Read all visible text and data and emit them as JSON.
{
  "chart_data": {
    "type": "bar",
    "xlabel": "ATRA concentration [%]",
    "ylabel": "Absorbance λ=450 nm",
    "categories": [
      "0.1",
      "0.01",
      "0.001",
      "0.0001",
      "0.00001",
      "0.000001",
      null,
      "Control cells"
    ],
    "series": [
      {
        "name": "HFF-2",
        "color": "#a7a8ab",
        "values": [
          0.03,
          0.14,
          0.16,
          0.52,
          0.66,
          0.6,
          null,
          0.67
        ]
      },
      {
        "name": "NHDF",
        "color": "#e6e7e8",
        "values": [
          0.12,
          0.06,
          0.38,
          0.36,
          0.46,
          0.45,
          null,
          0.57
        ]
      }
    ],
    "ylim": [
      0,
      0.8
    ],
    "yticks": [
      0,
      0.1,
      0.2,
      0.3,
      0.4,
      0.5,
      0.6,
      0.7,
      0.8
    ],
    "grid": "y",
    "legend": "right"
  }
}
+ + + + + + +
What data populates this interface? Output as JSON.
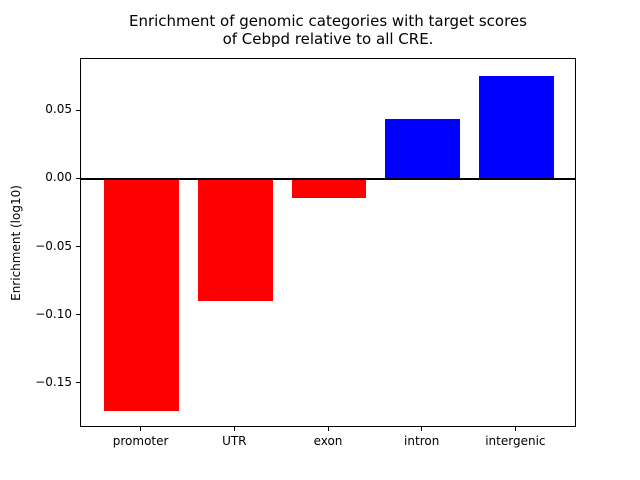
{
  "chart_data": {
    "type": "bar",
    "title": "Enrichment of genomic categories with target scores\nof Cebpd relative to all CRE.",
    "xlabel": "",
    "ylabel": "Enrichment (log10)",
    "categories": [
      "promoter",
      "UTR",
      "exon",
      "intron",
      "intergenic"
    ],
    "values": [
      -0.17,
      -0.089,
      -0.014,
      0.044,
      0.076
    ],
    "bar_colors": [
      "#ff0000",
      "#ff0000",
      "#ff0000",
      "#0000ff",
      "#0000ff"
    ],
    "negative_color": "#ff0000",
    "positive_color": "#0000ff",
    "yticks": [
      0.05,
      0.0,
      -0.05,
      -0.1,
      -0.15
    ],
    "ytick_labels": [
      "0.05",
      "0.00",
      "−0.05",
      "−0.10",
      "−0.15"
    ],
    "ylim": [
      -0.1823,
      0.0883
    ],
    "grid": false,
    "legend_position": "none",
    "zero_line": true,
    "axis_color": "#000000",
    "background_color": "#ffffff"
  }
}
+ + + + + + +
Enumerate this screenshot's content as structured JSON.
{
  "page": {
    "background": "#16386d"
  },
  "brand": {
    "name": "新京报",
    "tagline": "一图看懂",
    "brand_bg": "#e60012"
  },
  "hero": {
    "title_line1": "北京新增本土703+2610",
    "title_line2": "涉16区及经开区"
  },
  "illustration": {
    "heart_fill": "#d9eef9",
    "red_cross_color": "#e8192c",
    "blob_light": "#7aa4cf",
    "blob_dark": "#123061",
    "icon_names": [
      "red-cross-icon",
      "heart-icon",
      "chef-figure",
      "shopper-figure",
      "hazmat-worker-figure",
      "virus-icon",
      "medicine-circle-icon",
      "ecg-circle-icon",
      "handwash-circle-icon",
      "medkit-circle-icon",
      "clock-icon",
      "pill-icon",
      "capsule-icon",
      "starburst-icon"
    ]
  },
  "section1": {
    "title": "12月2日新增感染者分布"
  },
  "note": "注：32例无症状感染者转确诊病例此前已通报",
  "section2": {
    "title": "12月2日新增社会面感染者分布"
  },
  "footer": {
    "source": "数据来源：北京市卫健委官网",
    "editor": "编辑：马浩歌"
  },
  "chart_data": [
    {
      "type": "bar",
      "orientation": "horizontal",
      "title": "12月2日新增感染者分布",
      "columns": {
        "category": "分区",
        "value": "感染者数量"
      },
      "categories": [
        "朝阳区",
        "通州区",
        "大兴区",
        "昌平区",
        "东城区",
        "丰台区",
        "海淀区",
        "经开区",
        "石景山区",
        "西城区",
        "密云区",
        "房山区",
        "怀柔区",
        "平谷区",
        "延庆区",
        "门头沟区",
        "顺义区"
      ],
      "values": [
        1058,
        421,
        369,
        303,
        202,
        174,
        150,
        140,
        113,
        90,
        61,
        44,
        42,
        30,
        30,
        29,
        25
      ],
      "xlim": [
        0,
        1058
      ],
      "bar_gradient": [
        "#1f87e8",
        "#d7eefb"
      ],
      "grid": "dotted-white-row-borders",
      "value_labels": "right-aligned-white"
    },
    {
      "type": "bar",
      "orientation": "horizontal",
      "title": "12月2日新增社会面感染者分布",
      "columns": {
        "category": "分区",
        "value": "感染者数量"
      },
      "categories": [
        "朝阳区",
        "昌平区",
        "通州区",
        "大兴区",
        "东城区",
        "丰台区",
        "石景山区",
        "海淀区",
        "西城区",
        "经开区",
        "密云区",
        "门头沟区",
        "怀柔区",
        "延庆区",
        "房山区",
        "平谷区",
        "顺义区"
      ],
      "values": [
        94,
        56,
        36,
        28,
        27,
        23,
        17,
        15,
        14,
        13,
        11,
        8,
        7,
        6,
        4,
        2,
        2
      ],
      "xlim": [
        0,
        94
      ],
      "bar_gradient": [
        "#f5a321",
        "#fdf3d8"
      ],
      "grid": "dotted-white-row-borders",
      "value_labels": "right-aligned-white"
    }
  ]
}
+ + + + + + +
*TRY IT*: Could you find each line in the entries that contains the string "grid" and copy it?

*EXPECTED ANSWER*:
    "grid": "y",
    "grid": false,
      "grid": "dotted-white-row-borders",
      "grid": "dotted-white-row-borders",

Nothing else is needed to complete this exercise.